╭─ Supplied records

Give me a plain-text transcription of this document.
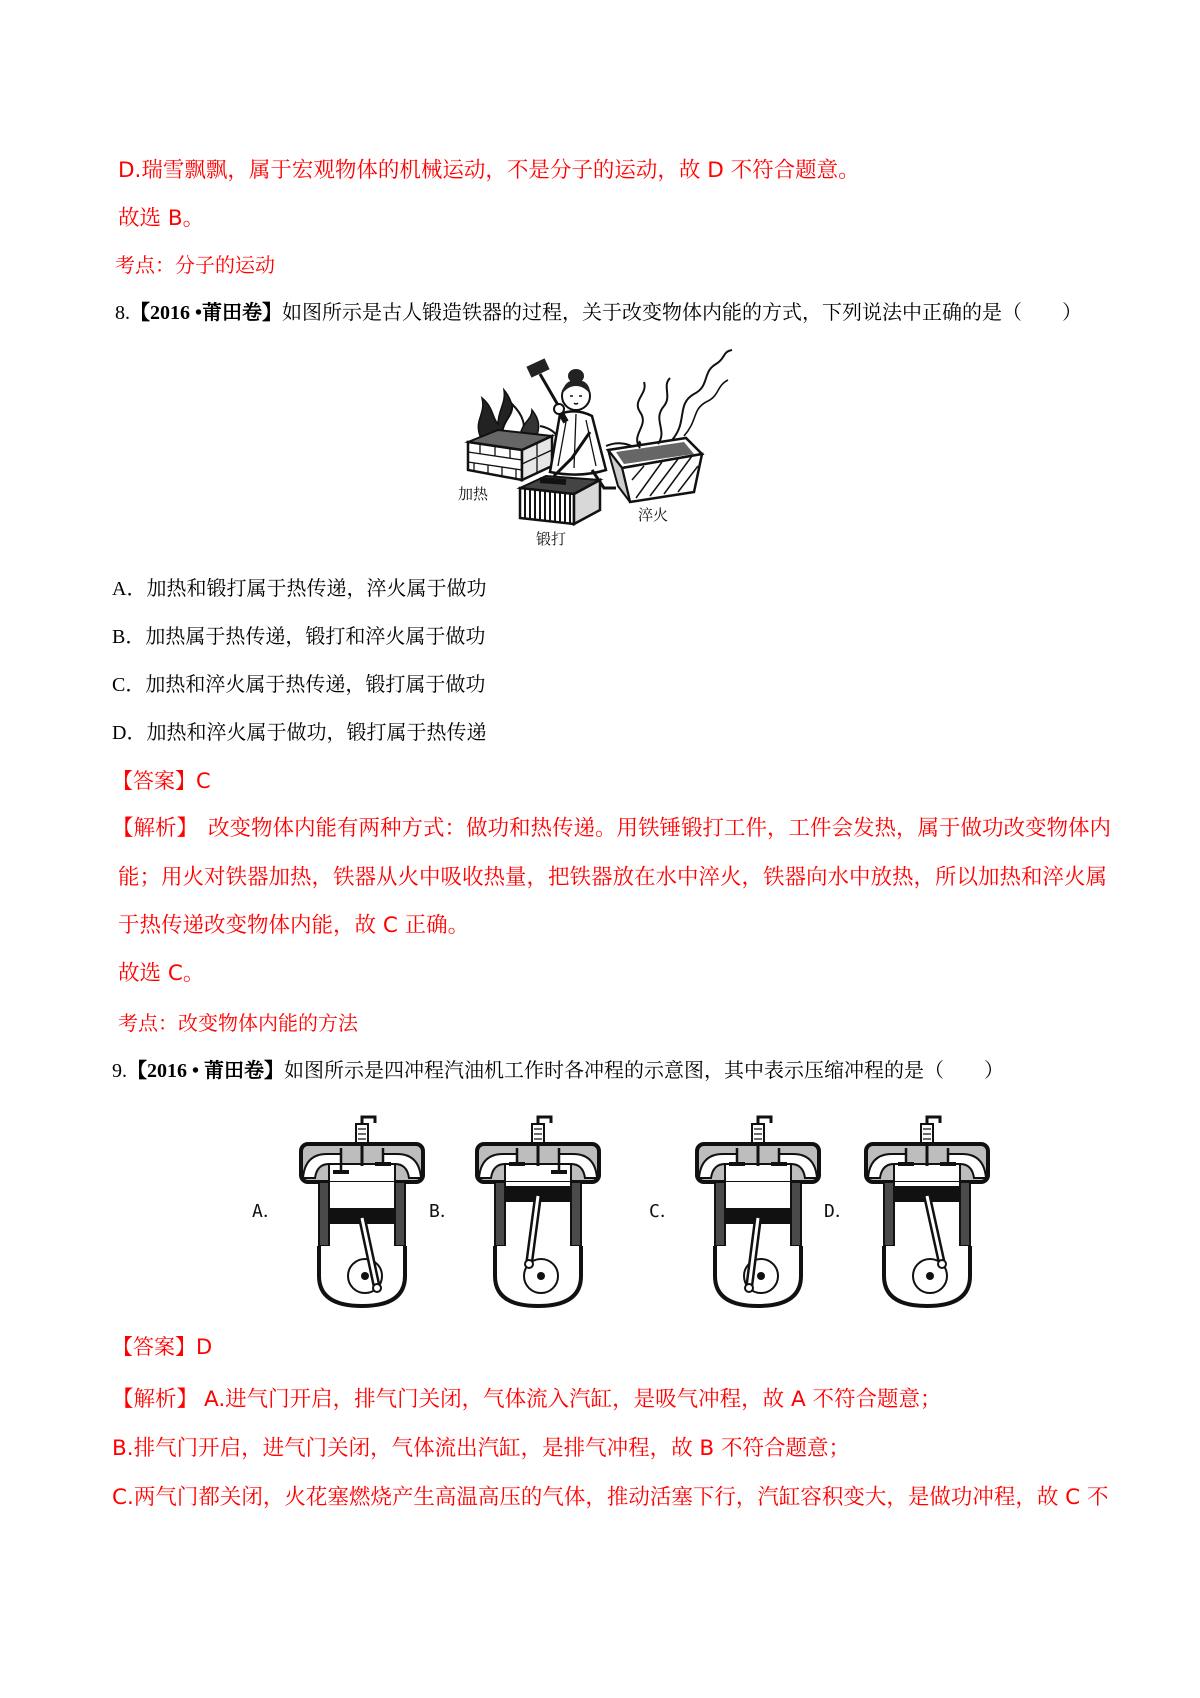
D.瑞雪飘飘，属于宏观物体的机械运动，不是分子的运动，故 D 不符合题意。
故选 B。
考点：分子的运动
8.【2016 •莆田卷】如图所示是古人锻造铁器的过程，关于改变物体内能的方式，下列说法中正确的是（　　）
加热
锻打
淬火
A．加热和锻打属于热传递，淬火属于做功
B．加热属于热传递，锻打和淬火属于做功
C．加热和淬火属于热传递，锻打属于做功
D．加热和淬火属于做功，锻打属于热传递
【答案】C
【解析】 改变物体内能有两种方式：做功和热传递。用铁锤锻打工件，工件会发热，属于做功改变物体内
能；用火对铁器加热，铁器从火中吸收热量，把铁器放在水中淬火，铁器向水中放热，所以加热和淬火属
于热传递改变物体内能，故 C 正确。
故选 C。
考点：改变物体内能的方法
9.【2016 • 莆田卷】如图所示是四冲程汽油机工作时各冲程的示意图，其中表示压缩冲程的是（　　）
A．	B．	C．	D．
【答案】D
【解析】 A.进气门开启，排气门关闭，气体流入汽缸，是吸气冲程，故 A 不符合题意；
B.排气门开启，进气门关闭，气体流出汽缸，是排气冲程，故 B 不符合题意；
C.两气门都关闭，火花塞燃烧产生高温高压的气体，推动活塞下行，汽缸容积变大，是做功冲程，故 C 不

╰─

- **Given instruction**: Pick out all lines from the data above in which the word "不符合题意" appears.

- **Reply to the task**:
D.瑞雪飘飘，属于宏观物体的机械运动，不是分子的运动，故 D 不符合题意。
【解析】 A.进气门开启，排气门关闭，气体流入汽缸，是吸气冲程，故 A 不符合题意；
B.排气门开启，进气门关闭，气体流出汽缸，是排气冲程，故 B 不符合题意；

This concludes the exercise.